In the entries below, find the lines that contain the word "icon" and copy them.

....

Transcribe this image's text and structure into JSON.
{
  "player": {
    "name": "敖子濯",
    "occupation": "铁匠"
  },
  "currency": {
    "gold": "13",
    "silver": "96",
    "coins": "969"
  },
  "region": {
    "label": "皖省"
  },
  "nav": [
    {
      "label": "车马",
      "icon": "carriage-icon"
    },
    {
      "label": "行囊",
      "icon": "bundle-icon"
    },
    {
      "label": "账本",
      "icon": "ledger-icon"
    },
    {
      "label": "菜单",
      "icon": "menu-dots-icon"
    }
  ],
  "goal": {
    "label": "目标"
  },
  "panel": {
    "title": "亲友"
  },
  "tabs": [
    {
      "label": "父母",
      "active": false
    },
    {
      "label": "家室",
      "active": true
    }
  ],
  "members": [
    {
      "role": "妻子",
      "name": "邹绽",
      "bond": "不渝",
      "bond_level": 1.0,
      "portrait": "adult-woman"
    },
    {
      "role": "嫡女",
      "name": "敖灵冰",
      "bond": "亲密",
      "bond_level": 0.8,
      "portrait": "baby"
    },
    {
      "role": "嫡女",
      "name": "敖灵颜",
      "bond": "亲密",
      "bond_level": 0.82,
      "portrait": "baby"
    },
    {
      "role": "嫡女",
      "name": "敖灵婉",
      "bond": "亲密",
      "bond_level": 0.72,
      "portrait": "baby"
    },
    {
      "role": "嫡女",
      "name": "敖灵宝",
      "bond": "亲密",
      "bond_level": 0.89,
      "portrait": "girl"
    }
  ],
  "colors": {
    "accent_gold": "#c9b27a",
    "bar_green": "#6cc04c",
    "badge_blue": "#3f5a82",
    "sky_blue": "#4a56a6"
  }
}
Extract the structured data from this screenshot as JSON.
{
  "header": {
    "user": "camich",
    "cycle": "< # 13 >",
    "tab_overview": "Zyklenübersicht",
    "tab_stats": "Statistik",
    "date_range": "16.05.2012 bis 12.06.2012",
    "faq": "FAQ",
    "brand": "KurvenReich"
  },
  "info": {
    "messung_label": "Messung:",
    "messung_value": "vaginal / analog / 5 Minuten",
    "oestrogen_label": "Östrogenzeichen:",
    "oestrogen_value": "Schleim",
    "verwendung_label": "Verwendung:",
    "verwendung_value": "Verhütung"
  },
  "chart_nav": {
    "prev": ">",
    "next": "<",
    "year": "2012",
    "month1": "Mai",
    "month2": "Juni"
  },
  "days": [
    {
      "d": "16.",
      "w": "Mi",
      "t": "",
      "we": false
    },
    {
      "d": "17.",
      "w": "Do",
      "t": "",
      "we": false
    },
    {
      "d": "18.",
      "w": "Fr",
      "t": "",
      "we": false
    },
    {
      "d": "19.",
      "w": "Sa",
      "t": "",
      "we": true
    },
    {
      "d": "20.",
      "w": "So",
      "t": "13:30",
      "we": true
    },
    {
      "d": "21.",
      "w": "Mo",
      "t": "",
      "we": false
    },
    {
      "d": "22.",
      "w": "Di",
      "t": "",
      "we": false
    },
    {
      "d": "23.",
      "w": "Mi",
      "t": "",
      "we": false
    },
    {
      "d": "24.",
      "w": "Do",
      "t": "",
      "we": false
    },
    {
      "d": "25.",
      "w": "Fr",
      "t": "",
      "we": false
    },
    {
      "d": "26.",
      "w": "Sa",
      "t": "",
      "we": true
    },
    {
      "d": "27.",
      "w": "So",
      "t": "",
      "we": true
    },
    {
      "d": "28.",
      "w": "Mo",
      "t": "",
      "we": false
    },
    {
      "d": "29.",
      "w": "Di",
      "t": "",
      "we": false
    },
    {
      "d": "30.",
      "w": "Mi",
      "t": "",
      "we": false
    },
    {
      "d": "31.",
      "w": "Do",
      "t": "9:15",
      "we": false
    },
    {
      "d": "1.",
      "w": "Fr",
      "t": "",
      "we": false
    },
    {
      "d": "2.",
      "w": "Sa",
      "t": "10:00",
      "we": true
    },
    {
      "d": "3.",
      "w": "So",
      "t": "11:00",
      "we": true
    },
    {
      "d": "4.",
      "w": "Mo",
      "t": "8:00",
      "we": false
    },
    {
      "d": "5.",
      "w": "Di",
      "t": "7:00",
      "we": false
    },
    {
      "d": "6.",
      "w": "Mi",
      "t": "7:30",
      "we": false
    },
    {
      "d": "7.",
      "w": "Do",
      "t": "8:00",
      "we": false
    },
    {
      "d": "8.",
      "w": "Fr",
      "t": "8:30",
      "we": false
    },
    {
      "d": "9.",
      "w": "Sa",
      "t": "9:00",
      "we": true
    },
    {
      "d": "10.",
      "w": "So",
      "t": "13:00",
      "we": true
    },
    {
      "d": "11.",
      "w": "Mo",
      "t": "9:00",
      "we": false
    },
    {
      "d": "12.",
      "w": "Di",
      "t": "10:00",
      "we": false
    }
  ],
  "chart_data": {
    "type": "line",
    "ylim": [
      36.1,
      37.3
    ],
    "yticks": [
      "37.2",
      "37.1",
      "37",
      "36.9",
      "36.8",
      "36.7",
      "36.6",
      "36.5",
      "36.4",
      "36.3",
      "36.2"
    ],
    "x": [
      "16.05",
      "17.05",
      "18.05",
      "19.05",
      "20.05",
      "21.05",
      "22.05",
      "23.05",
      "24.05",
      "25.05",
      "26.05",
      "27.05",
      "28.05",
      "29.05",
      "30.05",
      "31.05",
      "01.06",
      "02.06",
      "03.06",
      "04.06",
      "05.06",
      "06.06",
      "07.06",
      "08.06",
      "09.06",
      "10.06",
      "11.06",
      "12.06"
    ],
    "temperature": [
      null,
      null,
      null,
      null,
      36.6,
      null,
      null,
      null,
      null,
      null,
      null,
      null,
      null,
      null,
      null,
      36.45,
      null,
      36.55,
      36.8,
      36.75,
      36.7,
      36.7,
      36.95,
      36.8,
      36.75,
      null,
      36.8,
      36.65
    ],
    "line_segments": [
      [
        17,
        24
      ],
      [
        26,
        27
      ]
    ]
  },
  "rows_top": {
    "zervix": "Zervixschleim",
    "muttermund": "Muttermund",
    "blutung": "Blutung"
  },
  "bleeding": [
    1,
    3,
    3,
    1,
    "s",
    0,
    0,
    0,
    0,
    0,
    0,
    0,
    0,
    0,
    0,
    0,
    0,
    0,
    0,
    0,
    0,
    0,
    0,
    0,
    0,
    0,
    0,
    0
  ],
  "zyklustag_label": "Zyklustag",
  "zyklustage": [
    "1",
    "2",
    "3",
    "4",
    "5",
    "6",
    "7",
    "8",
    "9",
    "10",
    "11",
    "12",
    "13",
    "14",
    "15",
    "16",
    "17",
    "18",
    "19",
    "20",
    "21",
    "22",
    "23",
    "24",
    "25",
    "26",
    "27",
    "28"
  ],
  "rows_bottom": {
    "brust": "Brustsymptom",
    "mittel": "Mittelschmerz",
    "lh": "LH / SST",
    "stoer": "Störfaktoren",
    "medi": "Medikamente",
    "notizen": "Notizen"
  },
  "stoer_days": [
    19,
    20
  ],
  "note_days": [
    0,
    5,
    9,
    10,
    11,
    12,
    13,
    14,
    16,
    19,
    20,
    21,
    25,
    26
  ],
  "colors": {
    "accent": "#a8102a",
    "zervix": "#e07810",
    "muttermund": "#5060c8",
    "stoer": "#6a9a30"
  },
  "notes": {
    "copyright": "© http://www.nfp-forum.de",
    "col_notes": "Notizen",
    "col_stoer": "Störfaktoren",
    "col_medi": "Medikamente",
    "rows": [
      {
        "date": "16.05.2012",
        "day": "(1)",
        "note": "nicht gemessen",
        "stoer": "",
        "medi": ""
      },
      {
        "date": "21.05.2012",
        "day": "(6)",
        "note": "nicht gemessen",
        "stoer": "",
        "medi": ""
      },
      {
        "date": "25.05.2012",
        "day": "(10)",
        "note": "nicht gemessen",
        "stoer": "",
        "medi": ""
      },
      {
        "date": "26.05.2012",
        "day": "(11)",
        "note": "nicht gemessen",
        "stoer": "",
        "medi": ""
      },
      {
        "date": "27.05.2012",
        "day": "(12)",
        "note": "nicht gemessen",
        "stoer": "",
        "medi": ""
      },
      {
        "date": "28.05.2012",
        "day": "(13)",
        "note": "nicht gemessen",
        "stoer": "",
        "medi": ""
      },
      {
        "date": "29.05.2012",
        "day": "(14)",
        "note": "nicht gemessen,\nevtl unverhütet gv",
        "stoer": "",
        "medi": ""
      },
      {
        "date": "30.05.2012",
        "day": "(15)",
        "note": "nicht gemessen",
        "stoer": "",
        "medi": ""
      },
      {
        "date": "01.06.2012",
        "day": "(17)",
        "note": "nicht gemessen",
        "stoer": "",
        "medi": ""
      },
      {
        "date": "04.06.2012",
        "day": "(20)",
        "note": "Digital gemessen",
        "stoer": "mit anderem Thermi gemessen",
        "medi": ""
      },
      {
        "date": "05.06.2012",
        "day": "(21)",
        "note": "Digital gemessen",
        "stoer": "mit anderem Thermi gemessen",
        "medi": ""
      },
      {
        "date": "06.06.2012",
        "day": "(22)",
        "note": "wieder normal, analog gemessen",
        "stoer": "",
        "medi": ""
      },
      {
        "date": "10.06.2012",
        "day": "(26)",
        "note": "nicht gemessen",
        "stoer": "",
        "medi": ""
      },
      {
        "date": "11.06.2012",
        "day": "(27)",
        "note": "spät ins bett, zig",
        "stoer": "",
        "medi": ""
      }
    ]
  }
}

....

SOLUTION:
      "icon": "carriage-icon"
      "icon": "bundle-icon"
      "icon": "ledger-icon"
      "icon": "menu-dots-icon"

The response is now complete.